[Dataset excerpt]
☆ ☆ ☆ ☆ ☆ ☆ ☆

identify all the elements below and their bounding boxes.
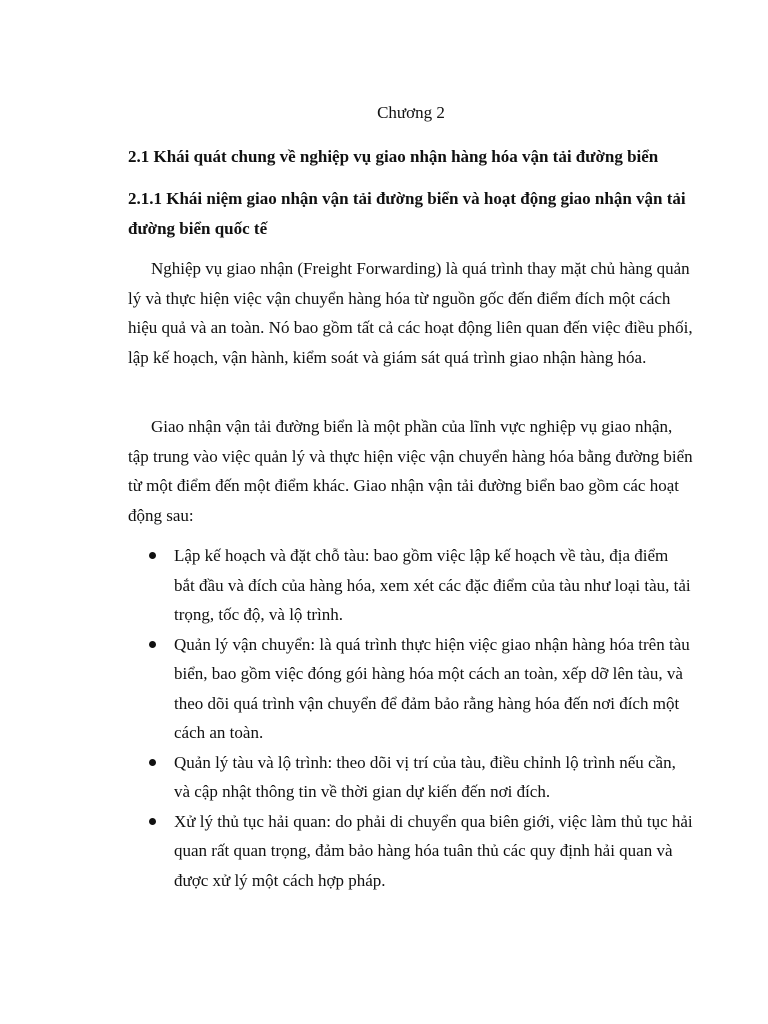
list-item-text: Quản lý tàu và lộ trình: theo dõi vị trí của tàu, điều chỉnh lộ trình nếu cần, và cập nhật thông tin về thời gian dự kiến đến nơi đích.: [174, 752, 676, 801]
list-item-text: Lập kế hoạch và đặt chỗ tàu: bao gồm việc lập kế hoạch về tàu, địa điểm bắt đầu và đích của hàng hóa, xem xét các đặc điểm của tàu như loại tàu, tải trọng, tốc độ, và lộ trình.: [174, 546, 691, 624]
bullet-icon: [149, 641, 156, 648]
bullet-icon: [149, 818, 156, 825]
bullet-icon: [149, 759, 156, 766]
list-item-text: Xử lý thủ tục hải quan: do phải di chuyển qua biên giới, việc làm thủ tục hải quan rất quan trọng, đảm bảo hàng hóa tuân thủ các quy định hải quan và được xử lý một cách hợp pháp.: [174, 811, 693, 890]
bullet-icon: [149, 552, 156, 559]
list-item-text: Quản lý vận chuyển: là quá trình thực hiện việc giao nhận hàng hóa trên tàu biển, bao gồm việc đóng gói hàng hóa một cách an toàn, xếp dỡ lên tàu, và theo dõi quá trình vận chuyển để đảm bảo rằng hàng hóa đến nơi đích một cách an toàn.: [174, 634, 690, 742]
body-paragraph: Nghiệp vụ giao nhận (Freight Forwarding) là quá trình thay mặt chủ hàng quản lý và thực hiện việc vận chuyển hàng hóa từ nguồn gốc đến điểm đích một cách hiệu quả và an toàn. Nó bao gồm tất cả các hoạt động liên quan đến việc điều phối, lập kế hoạch, vận hành, kiểm soát và giám sát quá trình giao nhận hàng hóa.: [128, 259, 693, 367]
list-item: [128, 630, 693, 748]
subsection-heading: 2.1.1 Khái niệm giao nhận vận tải đường biển và hoạt động giao nhận vận tải đường biển quốc tế: [128, 189, 686, 238]
list-item: [128, 541, 693, 630]
list-item: [128, 748, 693, 807]
activity-list: [128, 541, 693, 895]
section-heading: 2.1 Khái quát chung về nghiệp vụ giao nhận hàng hóa vận tải đường biển: [128, 147, 659, 166]
list-item: [128, 807, 693, 896]
body-paragraph: Giao nhận vận tải đường biển là một phần của lĩnh vực nghiệp vụ giao nhận, tập trung vào việc quản lý và thực hiện việc vận chuyển hàng hóa bằng đường biển từ một điểm đến một điểm khác. Giao nhận vận tải đường biển bao gồm các hoạt động sau:: [128, 417, 693, 525]
chapter-title: Chương 2: [377, 103, 445, 122]
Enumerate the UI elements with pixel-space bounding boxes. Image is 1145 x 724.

☆ ☆ ☆ ☆ ☆ ☆ ☆

# EXERCISE OBJECTIVE
Copy the lines of the dataset excerpt above, from the line that contains "list-item-text: Quản lý tàu" through the line that contains "bullet-icon: [149, 759, 156, 766]", including both of those lines.

# RESPONSE
list-item-text: Quản lý tàu và lộ trình: theo dõi vị trí của tàu, điều chỉnh lộ trình nếu cần, và cập nhật thông tin về thời gian dự kiến đến nơi đích.: [174, 752, 676, 801]
list-item-text: Lập kế hoạch và đặt chỗ tàu: bao gồm việc lập kế hoạch về tàu, địa điểm bắt đầu và đích của hàng hóa, xem xét các đặc điểm của tàu như loại tàu, tải trọng, tốc độ, và lộ trình.: [174, 546, 691, 624]
bullet-icon: [149, 641, 156, 648]
bullet-icon: [149, 818, 156, 825]
bullet-icon: [149, 759, 156, 766]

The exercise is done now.